## TASK DESCRIPTION:
Tally the lines below that contain "content". The number is the whole answer.

## LISTED RECORDS:
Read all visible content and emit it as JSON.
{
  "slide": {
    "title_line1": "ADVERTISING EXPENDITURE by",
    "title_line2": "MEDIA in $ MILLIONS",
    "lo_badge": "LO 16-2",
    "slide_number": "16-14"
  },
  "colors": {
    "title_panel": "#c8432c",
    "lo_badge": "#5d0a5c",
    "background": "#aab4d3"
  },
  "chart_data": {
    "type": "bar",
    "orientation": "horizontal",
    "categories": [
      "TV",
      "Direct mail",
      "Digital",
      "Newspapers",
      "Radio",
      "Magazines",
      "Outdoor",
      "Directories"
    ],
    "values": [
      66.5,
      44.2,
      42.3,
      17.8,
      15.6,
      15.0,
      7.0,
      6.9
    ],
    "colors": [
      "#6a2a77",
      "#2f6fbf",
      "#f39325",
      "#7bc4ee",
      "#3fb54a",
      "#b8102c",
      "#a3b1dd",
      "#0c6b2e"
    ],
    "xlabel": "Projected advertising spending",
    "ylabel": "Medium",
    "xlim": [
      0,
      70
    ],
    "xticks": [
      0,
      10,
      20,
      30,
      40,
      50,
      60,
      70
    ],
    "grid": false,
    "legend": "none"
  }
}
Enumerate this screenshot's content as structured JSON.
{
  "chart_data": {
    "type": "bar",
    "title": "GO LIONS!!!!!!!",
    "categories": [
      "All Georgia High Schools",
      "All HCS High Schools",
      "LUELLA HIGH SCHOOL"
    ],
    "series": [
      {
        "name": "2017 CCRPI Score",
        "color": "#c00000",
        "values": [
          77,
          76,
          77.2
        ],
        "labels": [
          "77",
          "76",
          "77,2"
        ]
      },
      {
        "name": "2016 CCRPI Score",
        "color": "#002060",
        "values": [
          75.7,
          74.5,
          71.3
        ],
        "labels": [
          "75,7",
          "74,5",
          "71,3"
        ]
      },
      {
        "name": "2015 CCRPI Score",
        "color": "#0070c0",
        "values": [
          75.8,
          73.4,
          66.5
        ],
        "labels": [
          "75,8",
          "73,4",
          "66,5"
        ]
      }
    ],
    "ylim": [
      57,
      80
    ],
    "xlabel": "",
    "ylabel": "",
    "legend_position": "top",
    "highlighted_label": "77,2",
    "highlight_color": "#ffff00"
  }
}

## FULL RESPONSE:
2